PAGE EXTRACT.
▽
Meditation Australia council member Bishop Philip Huggins is an incredible role model. He is a changemaker at all levels. From a gentle, encouraging conversation with a child to assisting those in dire need on a National and International level. At the same time, he holds a sacred space of worship, meditation and quiet at his parish at Holy Trinity in South Melbourne. His community is diverse and very welcoming.
Meditative and Spiritual principles hold inner and outer peace at their core. Bishop Huggin’s peacebuilding activities are a great example of humble but powerful service.
We are pleased to share his deeply insightful article about the Israeli and Palestinian conflict and a group of brave and deeply honest people, seeking peace. “Two truths, one heart. Two people’s one land.”
FINDING HOPE, GIVING HOPE
BY REMEMBERING OUR ROOTS
On Wednesday 31 July we listened to two people who were speaking to us from near Hebron, where Abraham and Sarah are buried (see link below). We listened as news came through of an even further escalation in the hate, violence and suffering in and around the land called ‘holy’. As it happens,I helped host this immediately after co- leading our Retreat on ‘Inner Peace and Outer Peace’- how to better integrate our meditation and prayer with resilient peacemaking.
Thankfully, we were able to record Wednesday’s conversation between the Roots leaders. One was Rabbi Hanan who is an Israeli Jew. The other was Halid Abu who is a Palestinian Muslim. Listening to how Roots started ten and a half years back is riveting. The establishment of their Dignity Centre tells us what it takes to move from a Hubris of Exclusivity to a Humility of Pluralism.
That is, from where one side alone claims belonging to the land between the river and the sea to a place where it is recognised, not only that both Israelis and Palestinians are deeply connected to the same land, but that the historical borders are the same!
As was said:
“The land between the River and the Sea gave birth to two peoples.
△
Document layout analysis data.
▽
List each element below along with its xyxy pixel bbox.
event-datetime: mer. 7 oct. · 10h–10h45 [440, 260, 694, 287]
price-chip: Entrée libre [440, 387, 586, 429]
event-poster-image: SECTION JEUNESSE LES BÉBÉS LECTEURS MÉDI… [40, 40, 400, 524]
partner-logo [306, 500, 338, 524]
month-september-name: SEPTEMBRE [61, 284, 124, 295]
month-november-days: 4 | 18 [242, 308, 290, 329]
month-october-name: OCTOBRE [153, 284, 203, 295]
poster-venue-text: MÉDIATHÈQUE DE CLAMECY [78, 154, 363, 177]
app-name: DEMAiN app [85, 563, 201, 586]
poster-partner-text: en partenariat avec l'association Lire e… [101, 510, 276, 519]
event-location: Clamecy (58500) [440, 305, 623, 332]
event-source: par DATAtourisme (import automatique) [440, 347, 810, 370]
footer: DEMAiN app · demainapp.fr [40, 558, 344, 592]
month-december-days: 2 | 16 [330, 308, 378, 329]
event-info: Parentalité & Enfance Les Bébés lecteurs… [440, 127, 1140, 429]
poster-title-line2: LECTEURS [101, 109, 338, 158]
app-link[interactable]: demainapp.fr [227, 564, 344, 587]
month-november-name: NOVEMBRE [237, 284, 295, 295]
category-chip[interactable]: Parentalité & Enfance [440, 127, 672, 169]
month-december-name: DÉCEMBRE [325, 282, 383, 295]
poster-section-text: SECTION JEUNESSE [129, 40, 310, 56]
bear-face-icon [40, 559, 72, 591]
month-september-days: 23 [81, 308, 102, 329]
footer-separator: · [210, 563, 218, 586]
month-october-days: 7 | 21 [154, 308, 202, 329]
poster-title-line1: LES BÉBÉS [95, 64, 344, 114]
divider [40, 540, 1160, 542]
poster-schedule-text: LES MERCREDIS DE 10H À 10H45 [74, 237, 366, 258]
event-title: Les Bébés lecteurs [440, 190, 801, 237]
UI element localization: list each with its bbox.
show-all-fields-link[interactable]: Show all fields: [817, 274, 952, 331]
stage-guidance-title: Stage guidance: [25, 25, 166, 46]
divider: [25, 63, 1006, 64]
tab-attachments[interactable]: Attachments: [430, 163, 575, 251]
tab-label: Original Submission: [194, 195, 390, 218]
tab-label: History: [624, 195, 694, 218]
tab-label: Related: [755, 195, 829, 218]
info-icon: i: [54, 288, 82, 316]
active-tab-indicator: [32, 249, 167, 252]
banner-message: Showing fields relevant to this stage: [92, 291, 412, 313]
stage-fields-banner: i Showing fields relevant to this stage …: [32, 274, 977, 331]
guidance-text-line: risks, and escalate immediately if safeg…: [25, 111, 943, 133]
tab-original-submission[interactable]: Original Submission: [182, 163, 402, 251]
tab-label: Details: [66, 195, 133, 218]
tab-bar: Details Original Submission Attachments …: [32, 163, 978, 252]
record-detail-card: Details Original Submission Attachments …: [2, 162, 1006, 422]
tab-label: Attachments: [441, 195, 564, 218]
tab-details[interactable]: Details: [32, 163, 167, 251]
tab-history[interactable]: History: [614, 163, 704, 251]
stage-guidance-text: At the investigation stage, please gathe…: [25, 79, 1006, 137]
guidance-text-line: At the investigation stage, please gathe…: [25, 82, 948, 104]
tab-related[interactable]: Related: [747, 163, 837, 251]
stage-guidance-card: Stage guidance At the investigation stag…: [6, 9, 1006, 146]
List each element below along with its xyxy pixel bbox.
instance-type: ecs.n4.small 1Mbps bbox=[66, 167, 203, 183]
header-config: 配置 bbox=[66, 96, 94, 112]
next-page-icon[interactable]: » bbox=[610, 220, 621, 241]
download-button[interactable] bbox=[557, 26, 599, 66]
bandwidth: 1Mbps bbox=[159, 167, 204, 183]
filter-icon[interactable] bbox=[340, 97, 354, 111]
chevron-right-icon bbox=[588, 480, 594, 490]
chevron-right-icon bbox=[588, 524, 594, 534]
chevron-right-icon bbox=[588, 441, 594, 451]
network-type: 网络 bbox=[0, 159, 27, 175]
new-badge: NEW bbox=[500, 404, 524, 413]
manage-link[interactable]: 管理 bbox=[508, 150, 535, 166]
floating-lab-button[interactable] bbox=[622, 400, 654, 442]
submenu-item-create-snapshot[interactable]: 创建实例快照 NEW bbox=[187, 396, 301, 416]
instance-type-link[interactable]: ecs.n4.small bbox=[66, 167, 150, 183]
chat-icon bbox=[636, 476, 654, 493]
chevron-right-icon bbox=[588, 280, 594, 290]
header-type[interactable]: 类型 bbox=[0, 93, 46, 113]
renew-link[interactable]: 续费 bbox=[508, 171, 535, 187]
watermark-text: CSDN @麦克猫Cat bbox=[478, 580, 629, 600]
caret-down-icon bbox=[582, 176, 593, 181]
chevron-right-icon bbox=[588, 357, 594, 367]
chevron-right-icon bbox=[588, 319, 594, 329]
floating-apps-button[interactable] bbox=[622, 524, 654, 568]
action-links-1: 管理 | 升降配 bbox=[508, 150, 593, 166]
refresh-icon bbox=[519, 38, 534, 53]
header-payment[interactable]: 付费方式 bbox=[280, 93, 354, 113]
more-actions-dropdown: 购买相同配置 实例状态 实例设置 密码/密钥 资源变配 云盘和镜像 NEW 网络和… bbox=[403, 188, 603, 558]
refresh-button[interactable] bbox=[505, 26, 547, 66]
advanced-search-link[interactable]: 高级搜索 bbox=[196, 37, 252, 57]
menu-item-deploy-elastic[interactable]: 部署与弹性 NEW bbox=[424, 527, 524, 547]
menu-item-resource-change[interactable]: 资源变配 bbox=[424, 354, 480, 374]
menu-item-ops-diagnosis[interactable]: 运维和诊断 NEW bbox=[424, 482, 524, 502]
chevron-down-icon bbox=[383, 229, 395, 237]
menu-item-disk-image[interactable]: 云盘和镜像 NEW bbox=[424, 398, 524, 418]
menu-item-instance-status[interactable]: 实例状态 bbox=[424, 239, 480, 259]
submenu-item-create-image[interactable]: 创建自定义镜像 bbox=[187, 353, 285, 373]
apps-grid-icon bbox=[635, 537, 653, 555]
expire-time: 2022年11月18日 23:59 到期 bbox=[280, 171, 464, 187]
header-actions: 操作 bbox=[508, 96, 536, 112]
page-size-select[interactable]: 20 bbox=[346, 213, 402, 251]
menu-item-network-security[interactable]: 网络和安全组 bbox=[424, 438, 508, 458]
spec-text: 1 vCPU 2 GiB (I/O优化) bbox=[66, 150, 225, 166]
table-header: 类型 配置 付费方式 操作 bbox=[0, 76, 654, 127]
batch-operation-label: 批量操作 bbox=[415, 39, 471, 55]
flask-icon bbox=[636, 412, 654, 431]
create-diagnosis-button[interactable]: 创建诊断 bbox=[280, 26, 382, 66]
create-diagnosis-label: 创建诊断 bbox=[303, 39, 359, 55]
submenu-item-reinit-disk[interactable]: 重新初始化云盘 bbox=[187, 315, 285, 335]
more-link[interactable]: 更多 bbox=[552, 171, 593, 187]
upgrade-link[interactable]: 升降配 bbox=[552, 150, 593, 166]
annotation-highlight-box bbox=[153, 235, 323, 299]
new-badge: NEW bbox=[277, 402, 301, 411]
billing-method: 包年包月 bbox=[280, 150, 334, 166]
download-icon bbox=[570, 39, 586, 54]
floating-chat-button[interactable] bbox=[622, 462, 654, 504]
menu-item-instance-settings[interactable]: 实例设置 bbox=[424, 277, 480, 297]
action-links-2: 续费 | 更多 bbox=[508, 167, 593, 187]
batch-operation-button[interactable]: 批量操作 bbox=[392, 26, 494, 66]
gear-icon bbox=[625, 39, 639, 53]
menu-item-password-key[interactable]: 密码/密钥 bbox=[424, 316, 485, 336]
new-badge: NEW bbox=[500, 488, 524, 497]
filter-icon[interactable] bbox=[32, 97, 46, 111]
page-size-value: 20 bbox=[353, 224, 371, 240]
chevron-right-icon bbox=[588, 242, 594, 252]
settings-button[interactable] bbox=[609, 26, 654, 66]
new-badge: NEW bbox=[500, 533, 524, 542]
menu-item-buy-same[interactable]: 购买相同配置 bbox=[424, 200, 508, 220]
△
EXERCISE GOAL. List every person named in the text on Bishop Huggins and the Roots peace group.

RESPONSE BELOW.
- Bishop Philip Huggins
- Abraham
- Sarah
- Rabbi Hanan
- Halid Abu